- **Supplied data**:

* BEGIN *

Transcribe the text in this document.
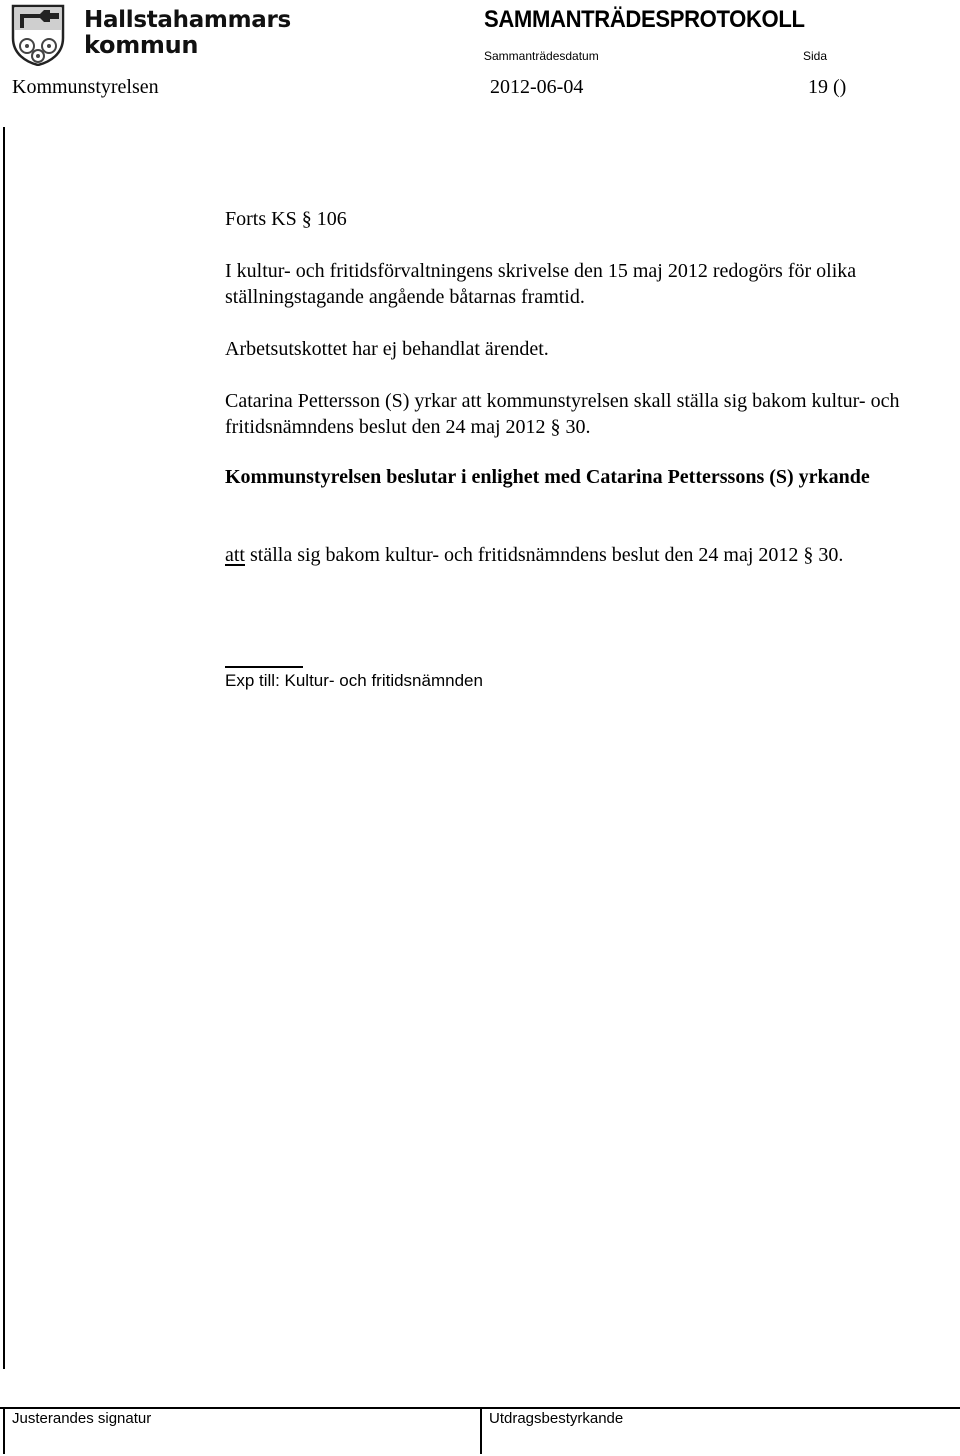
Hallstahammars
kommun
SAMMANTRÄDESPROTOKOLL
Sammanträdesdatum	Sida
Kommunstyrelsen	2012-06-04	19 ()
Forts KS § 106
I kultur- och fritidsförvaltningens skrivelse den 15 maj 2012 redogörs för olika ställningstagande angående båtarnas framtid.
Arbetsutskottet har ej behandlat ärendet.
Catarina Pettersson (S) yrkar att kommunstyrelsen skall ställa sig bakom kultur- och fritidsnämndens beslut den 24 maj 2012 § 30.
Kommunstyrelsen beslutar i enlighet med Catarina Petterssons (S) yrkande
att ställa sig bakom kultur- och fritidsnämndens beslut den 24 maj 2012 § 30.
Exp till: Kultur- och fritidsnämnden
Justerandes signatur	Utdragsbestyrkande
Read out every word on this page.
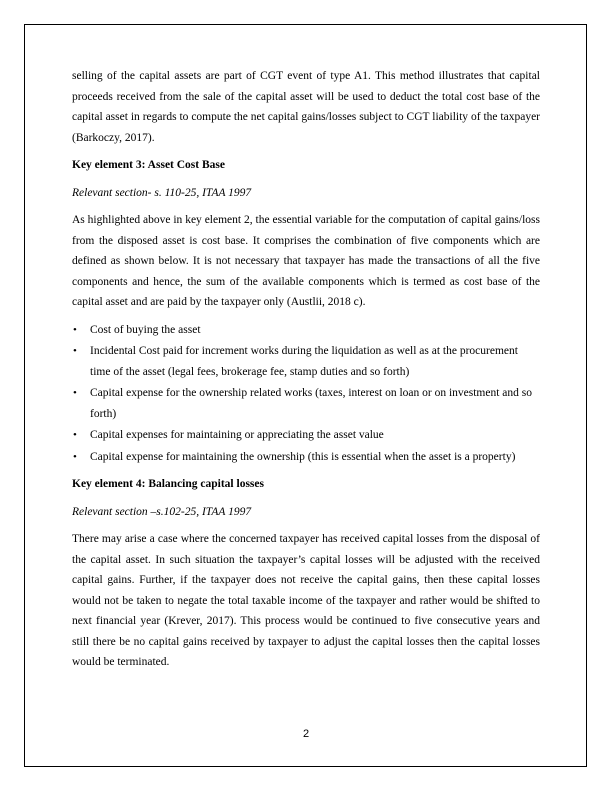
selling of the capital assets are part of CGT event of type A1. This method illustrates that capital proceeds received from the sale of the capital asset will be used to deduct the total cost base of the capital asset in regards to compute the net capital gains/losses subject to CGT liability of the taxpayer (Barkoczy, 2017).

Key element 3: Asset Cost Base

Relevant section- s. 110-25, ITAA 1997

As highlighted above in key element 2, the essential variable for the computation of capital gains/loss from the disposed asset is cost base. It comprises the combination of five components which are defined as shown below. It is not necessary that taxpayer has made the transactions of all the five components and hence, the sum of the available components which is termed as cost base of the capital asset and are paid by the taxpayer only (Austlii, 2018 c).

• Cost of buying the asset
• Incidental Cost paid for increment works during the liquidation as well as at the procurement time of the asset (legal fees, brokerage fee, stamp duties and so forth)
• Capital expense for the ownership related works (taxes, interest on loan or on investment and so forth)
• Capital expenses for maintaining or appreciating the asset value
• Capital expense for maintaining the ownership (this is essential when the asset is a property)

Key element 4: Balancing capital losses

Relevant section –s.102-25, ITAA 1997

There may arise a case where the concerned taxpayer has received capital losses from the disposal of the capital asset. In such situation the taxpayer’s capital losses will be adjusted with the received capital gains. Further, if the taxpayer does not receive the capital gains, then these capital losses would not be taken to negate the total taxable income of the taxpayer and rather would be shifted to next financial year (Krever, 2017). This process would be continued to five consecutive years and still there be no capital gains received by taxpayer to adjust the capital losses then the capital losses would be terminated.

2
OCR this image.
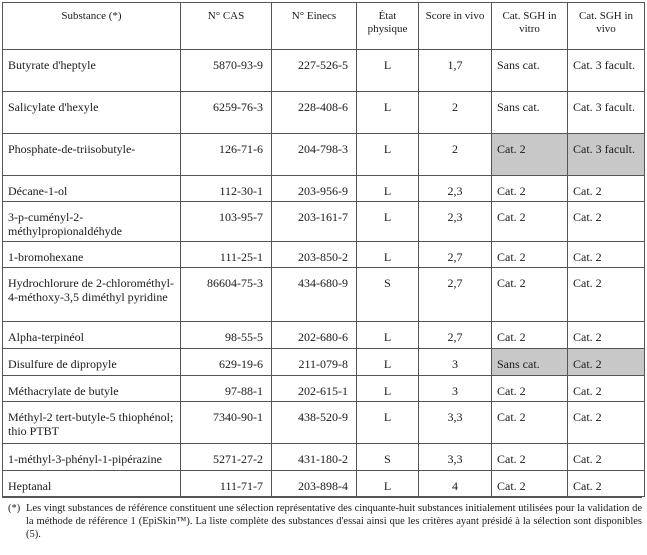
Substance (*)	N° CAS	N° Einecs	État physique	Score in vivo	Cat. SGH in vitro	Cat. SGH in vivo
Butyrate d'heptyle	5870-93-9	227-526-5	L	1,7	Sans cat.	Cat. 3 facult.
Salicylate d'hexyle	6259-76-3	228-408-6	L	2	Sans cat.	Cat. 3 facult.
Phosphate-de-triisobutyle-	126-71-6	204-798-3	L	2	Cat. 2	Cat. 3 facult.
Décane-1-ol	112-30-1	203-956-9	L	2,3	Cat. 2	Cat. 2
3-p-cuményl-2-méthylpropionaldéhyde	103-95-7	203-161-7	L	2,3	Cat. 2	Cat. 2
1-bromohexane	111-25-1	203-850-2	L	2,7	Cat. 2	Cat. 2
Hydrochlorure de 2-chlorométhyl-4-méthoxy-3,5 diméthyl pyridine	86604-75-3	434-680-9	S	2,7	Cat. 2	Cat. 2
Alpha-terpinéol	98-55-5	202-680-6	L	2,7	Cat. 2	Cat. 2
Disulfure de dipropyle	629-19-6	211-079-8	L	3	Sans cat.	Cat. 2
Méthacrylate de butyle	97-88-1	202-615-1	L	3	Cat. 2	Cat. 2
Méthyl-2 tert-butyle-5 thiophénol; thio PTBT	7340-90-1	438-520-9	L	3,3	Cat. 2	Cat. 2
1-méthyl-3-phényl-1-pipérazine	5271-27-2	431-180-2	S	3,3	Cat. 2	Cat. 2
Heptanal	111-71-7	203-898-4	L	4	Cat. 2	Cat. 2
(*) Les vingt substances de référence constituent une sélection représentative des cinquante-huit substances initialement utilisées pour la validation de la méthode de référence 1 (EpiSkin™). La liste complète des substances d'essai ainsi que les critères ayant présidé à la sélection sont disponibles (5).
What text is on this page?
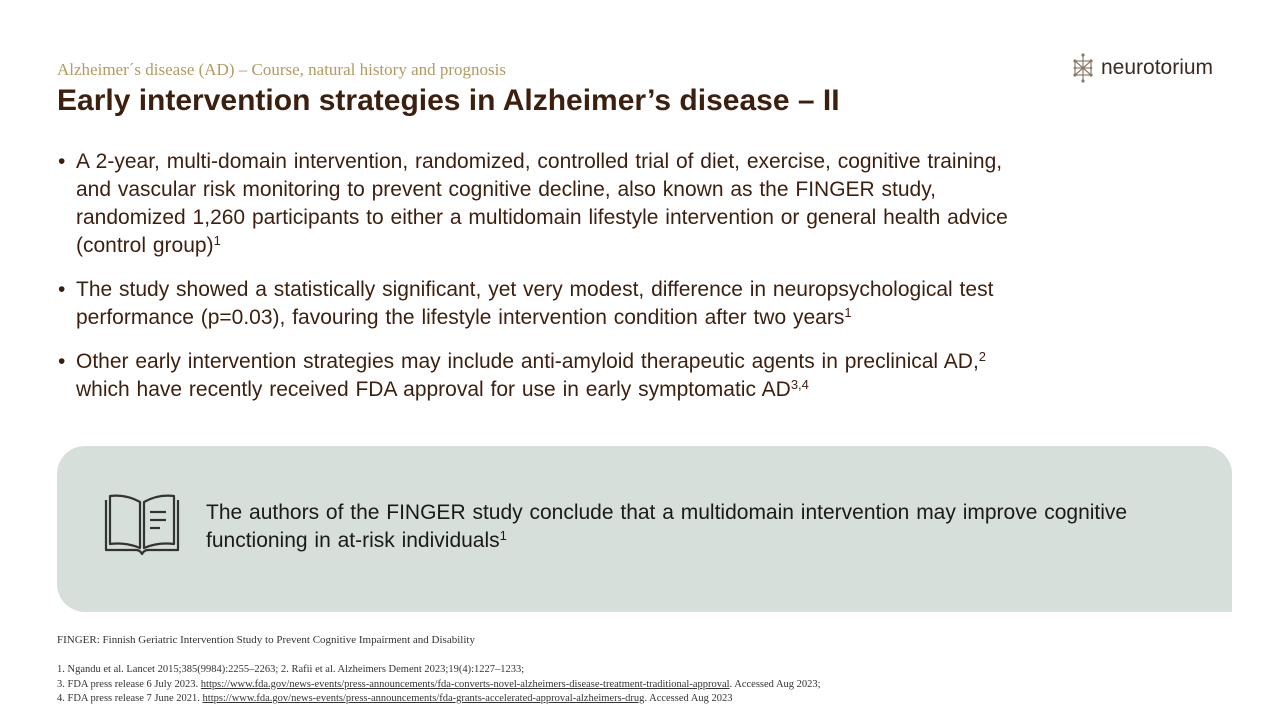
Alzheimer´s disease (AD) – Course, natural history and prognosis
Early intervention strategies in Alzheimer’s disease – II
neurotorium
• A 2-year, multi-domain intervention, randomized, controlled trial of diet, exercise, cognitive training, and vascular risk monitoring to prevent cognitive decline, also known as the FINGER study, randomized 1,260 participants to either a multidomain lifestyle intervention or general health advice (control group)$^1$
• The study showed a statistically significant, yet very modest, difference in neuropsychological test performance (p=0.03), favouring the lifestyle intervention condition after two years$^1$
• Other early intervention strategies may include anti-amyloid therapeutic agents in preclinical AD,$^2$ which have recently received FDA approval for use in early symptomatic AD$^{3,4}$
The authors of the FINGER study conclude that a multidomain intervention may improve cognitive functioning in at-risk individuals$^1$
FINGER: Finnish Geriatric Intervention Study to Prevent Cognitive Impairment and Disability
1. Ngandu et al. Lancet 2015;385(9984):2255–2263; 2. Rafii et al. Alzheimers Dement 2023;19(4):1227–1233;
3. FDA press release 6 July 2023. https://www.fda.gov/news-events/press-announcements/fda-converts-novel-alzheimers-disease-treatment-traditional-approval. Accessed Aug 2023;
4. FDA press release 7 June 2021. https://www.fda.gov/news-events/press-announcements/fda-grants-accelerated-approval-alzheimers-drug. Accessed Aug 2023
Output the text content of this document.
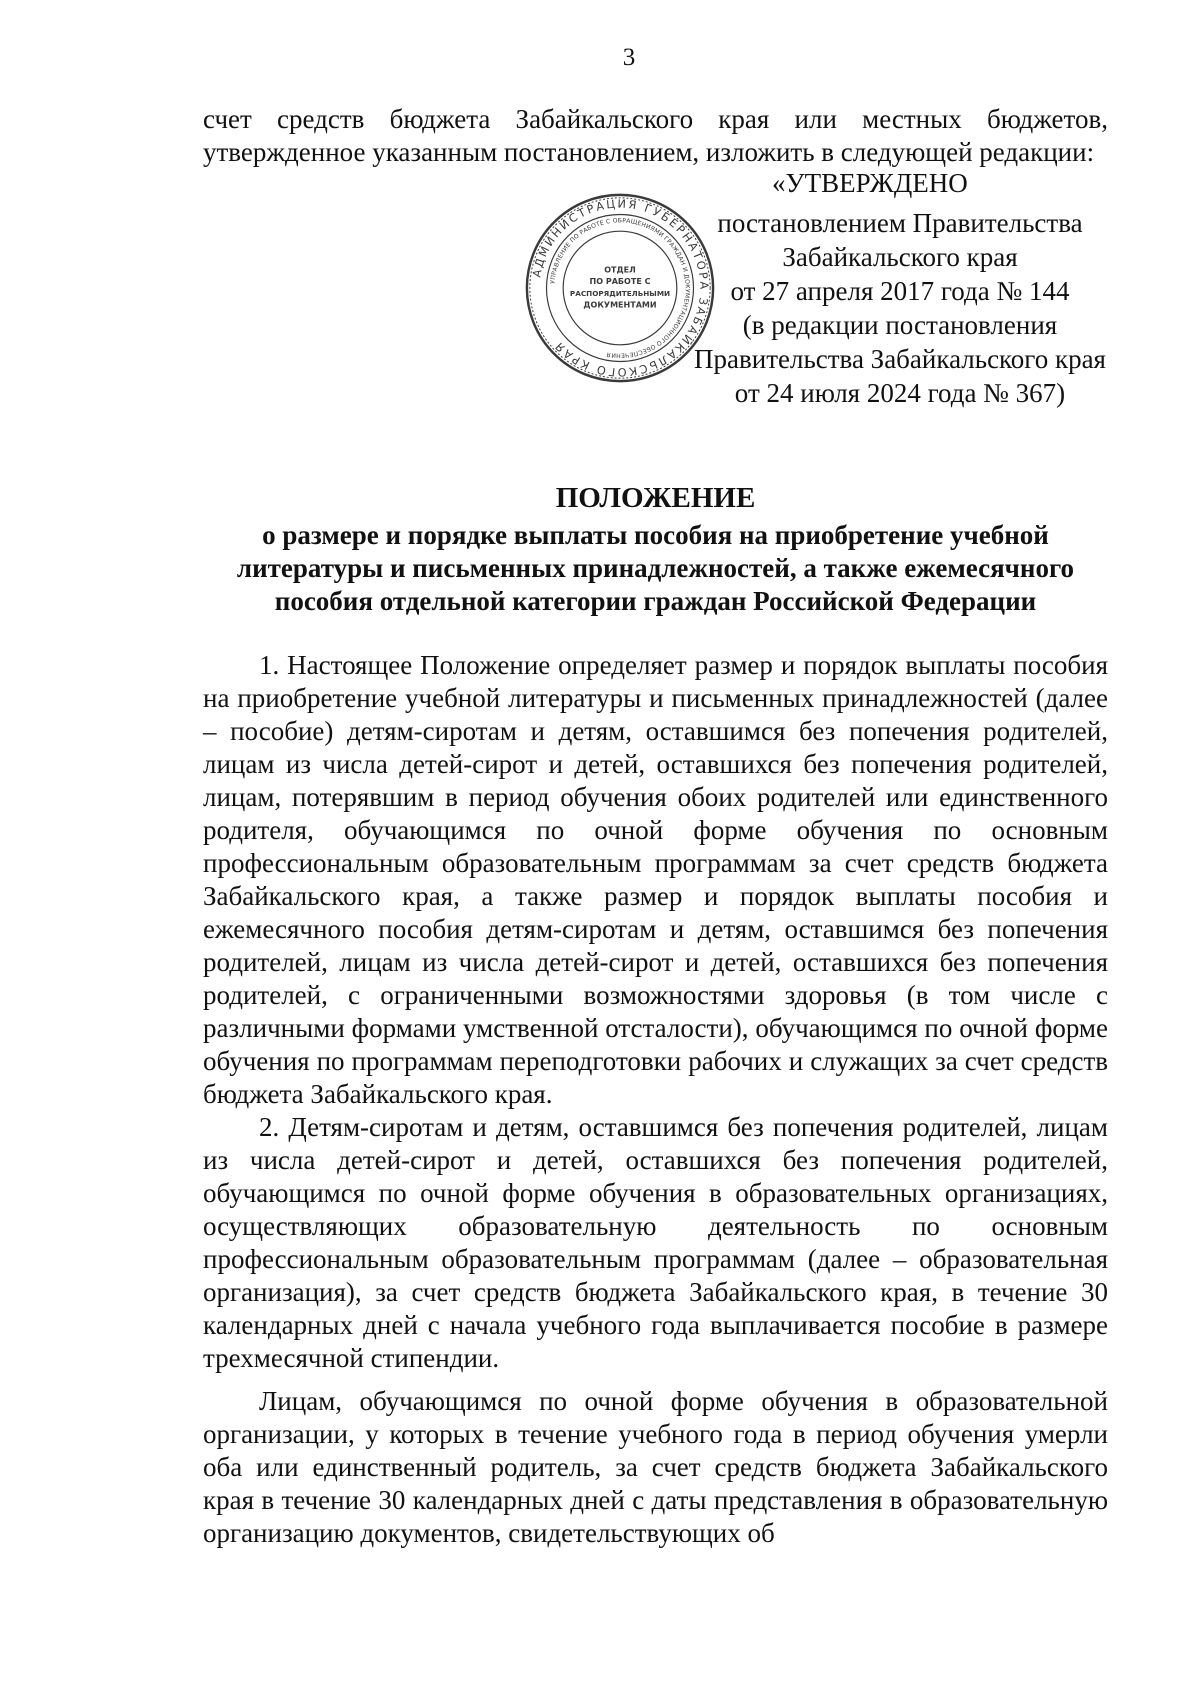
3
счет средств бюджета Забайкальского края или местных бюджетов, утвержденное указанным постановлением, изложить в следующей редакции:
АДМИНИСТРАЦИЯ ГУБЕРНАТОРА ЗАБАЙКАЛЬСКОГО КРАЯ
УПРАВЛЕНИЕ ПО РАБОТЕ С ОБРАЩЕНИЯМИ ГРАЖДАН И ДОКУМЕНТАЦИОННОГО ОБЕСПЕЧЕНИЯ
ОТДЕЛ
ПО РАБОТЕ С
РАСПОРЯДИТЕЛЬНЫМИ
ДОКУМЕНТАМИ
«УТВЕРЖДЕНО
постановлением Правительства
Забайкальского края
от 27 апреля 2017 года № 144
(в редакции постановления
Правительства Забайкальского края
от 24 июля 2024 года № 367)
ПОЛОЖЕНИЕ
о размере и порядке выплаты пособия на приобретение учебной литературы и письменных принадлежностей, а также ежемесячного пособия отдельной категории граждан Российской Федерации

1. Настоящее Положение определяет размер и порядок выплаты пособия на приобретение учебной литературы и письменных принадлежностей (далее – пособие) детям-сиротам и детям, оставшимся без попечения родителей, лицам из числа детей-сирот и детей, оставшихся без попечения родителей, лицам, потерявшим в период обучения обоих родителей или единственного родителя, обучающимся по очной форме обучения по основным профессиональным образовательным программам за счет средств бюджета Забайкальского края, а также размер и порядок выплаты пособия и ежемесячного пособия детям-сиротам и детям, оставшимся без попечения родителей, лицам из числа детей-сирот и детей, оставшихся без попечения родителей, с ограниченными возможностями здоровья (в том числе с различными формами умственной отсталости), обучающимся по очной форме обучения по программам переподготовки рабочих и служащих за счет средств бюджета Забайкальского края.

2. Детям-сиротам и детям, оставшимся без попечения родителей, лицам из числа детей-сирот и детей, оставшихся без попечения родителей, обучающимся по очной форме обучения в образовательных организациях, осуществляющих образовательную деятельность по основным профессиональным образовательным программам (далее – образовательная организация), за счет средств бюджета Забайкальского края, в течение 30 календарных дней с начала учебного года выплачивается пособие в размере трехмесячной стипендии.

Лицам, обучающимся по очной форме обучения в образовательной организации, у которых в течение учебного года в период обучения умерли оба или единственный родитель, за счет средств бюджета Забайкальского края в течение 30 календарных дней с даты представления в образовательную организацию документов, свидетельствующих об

* END *

- **Exercise**: Look through the entries above; copy every line holding the string "Sans".

- **Finished answer**:
Butyrate d'heptyle	5870-93-9	227-526-5	L	1,7	Sans cat.	Cat. 3 facult.
Salicylate d'hexyle	6259-76-3	228-408-6	L	2	Sans cat.	Cat. 3 facult.
Disulfure de dipropyle	629-19-6	211-079-8	L	3	Sans cat.	Cat. 2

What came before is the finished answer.